Prompt ->
Reproduce all the material exactly, minus any pictures it holds.

◆ ◆ ◆ ◆ ◆

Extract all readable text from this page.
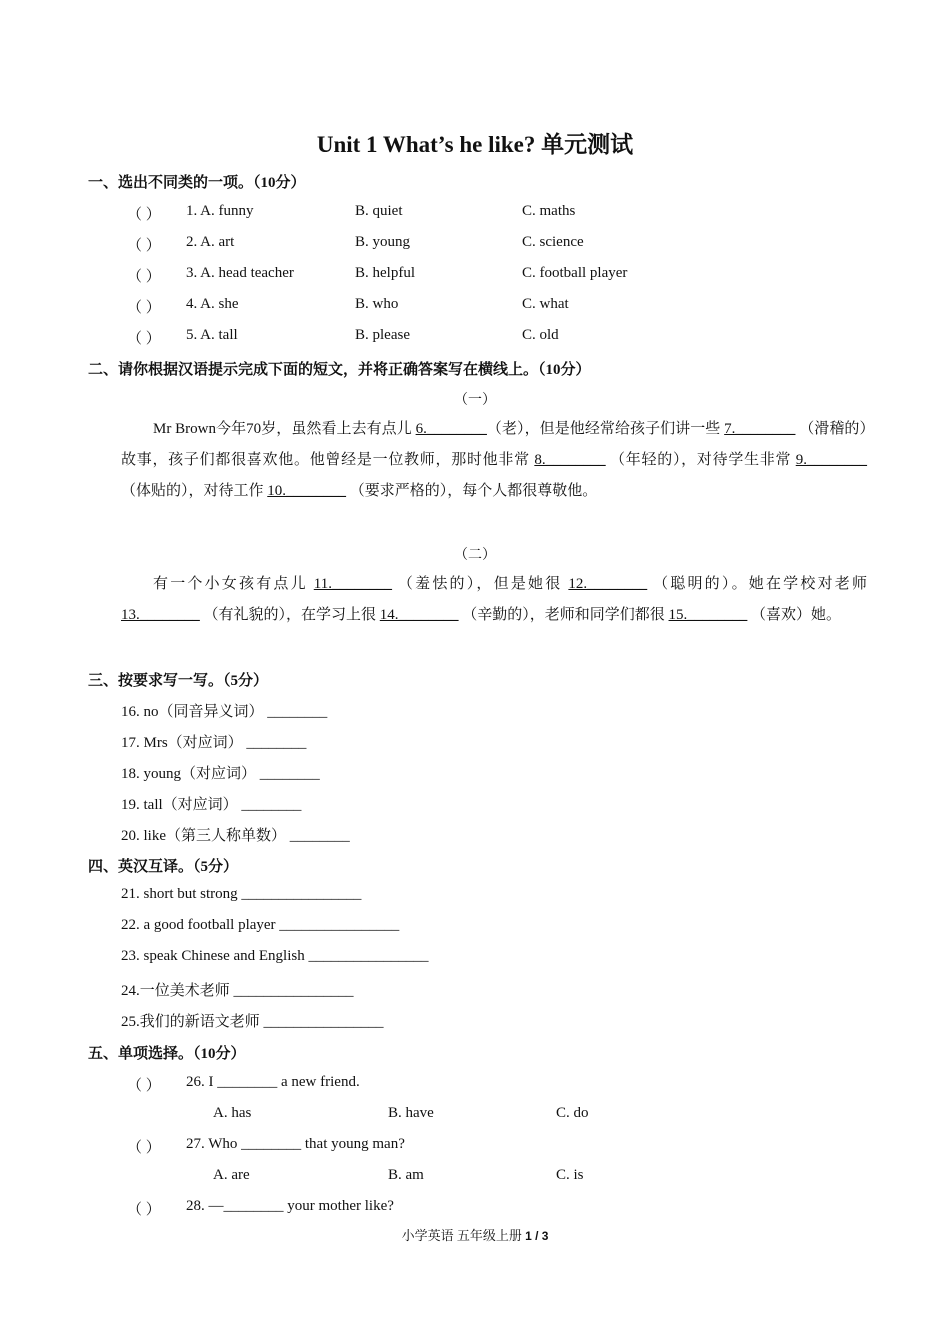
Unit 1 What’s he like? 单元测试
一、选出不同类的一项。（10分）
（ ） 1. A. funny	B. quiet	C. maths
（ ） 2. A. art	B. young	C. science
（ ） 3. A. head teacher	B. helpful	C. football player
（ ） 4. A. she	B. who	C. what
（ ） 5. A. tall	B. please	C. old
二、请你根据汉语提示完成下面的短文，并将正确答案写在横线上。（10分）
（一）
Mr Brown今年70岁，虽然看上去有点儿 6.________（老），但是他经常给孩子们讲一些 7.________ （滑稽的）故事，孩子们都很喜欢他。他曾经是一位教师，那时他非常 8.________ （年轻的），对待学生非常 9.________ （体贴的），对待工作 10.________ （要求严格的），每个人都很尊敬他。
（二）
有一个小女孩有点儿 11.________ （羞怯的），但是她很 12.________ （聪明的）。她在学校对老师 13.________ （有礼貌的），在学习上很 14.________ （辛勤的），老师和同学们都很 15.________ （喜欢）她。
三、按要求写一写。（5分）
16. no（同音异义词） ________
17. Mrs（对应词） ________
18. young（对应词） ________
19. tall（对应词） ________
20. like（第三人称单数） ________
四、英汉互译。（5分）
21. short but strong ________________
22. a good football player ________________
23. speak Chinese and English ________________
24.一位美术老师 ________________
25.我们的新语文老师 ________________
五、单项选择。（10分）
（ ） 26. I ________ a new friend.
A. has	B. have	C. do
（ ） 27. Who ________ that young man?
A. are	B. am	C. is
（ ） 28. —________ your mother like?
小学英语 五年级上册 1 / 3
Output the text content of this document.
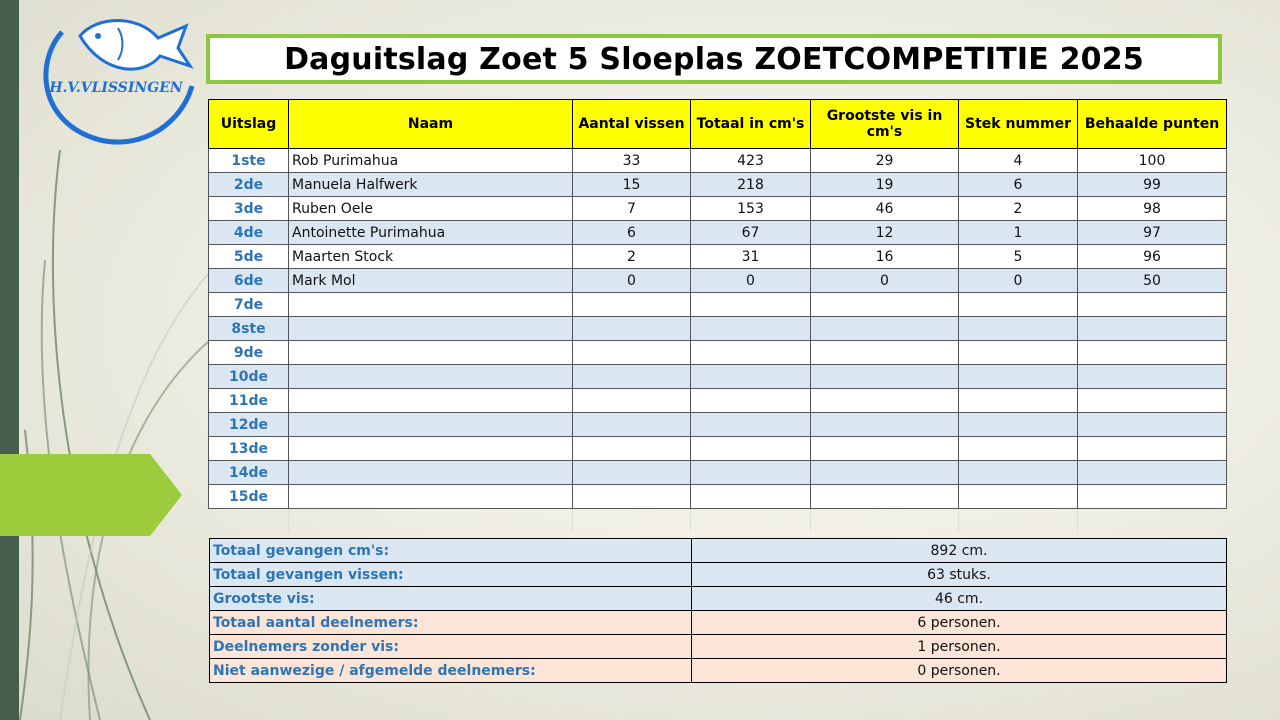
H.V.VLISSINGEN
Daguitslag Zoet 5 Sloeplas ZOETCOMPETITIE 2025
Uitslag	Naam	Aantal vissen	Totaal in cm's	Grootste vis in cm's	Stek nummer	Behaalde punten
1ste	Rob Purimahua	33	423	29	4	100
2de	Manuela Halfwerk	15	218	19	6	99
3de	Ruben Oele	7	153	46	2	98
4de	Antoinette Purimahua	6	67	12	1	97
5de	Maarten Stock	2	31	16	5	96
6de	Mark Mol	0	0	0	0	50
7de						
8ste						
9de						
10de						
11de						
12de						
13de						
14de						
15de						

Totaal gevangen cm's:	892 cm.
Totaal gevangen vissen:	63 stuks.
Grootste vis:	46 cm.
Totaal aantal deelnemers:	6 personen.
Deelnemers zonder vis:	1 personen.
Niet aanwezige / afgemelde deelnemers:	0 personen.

◆ ◆ ◆ ◆ ◆

Worked answer ->
Extract all readable text from this page.
Unit 1 What’s he like? 单元测试
一、选出不同类的一项。（10分）
（ ） 1. A. funny	B. quiet	C. maths
（ ） 2. A. art	B. young	C. science
（ ） 3. A. head teacher	B. helpful	C. football player
（ ） 4. A. she	B. who	C. what
（ ） 5. A. tall	B. please	C. old
二、请你根据汉语提示完成下面的短文，并将正确答案写在横线上。（10分）
（一）
Mr Brown今年70岁，虽然看上去有点儿 6.________（老），但是他经常给孩子们讲一些 7.________ （滑稽的）故事，孩子们都很喜欢他。他曾经是一位教师，那时他非常 8.________ （年轻的），对待学生非常 9.________ （体贴的），对待工作 10.________ （要求严格的），每个人都很尊敬他。
（二）
有一个小女孩有点儿 11.________ （羞怯的），但是她很 12.________ （聪明的）。她在学校对老师 13.________ （有礼貌的），在学习上很 14.________ （辛勤的），老师和同学们都很 15.________ （喜欢）她。
三、按要求写一写。（5分）
16. no（同音异义词） ________
17. Mrs（对应词） ________
18. young（对应词） ________
19. tall（对应词） ________
20. like（第三人称单数） ________
四、英汉互译。（5分）
21. short but strong ________________
22. a good football player ________________
23. speak Chinese and English ________________
24.一位美术老师 ________________
25.我们的新语文老师 ________________
五、单项选择。（10分）
（ ） 26. I ________ a new friend.
A. has	B. have	C. do
（ ） 27. Who ________ that young man?
A. are	B. am	C. is
（ ） 28. —________ your mother like?
小学英语 五年级上册 1 / 3
Output the text content of this document.
H.V.VLISSINGEN
Daguitslag Zoet 5 Sloeplas ZOETCOMPETITIE 2025
Uitslag	Naam	Aantal vissen	Totaal in cm's	Grootste vis in cm's	Stek nummer	Behaalde punten
1ste	Rob Purimahua	33	423	29	4	100
2de	Manuela Halfwerk	15	218	19	6	99
3de	Ruben Oele	7	153	46	2	98
4de	Antoinette Purimahua	6	67	12	1	97
5de	Maarten Stock	2	31	16	5	96
6de	Mark Mol	0	0	0	0	50
7de						
8ste						
9de						
10de						
11de						
12de						
13de						
14de						
15de						

Totaal gevangen cm's:	892 cm.
Totaal gevangen vissen:	63 stuks.
Grootste vis:	46 cm.
Totaal aantal deelnemers:	6 personen.
Deelnemers zonder vis:	1 personen.
Niet aanwezige / afgemelde deelnemers:	0 personen.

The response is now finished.